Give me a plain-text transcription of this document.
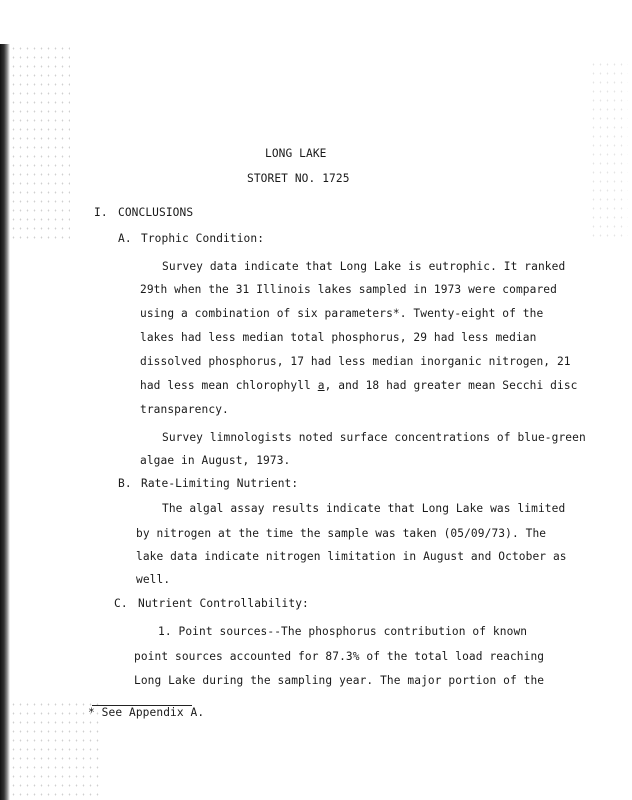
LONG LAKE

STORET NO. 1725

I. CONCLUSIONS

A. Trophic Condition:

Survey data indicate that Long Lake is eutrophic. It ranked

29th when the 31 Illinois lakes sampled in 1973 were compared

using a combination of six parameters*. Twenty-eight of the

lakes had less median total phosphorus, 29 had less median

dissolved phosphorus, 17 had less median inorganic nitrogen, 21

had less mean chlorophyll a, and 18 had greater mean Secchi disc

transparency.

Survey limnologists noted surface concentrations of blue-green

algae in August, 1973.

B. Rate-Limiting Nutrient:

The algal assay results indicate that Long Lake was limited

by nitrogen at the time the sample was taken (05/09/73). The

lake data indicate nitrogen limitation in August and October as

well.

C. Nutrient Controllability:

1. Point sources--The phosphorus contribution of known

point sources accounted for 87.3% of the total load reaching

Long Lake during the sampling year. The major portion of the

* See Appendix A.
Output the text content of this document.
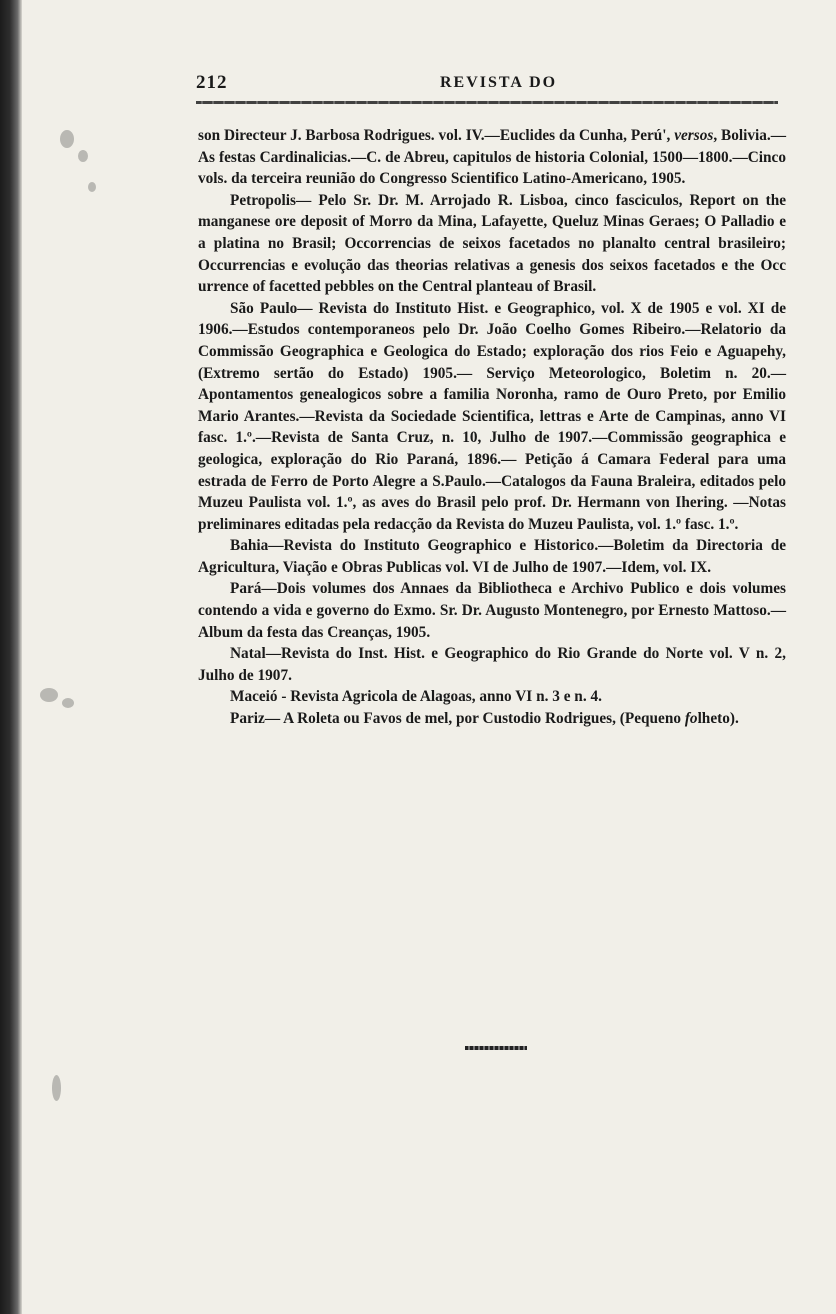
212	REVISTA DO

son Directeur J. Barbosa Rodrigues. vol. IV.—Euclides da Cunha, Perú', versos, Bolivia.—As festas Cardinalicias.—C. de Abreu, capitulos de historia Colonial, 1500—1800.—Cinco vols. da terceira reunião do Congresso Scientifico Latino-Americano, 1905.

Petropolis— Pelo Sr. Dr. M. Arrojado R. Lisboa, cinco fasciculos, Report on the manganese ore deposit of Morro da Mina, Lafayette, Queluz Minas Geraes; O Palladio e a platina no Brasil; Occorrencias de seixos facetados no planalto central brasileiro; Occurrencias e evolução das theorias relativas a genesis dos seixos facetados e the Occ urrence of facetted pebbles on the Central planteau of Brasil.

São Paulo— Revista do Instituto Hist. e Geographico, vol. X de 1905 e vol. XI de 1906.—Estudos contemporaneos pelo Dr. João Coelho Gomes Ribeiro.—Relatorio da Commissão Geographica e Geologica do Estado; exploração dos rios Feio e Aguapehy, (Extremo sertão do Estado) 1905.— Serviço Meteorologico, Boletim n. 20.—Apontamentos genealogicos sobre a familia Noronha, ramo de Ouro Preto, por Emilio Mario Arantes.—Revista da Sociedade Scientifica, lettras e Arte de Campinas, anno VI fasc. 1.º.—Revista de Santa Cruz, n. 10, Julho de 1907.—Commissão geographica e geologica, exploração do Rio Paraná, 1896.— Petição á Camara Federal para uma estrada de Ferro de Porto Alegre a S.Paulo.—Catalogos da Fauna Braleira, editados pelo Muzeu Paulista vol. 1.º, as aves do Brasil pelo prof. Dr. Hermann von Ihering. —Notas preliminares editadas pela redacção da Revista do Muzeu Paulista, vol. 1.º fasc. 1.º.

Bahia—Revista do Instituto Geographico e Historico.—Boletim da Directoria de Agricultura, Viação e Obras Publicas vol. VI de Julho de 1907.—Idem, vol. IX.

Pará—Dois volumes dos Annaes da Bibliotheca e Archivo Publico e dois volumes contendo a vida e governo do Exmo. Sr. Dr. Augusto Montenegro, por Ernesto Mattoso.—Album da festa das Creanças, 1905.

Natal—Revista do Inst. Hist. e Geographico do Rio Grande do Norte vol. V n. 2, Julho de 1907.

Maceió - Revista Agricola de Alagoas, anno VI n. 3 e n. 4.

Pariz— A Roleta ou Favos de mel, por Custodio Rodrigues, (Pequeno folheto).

- - -

Identify the lines in the entries that hold "text" and return each one.

Response:
Give me a plain-text transcription of this document.
Output the text content of this document.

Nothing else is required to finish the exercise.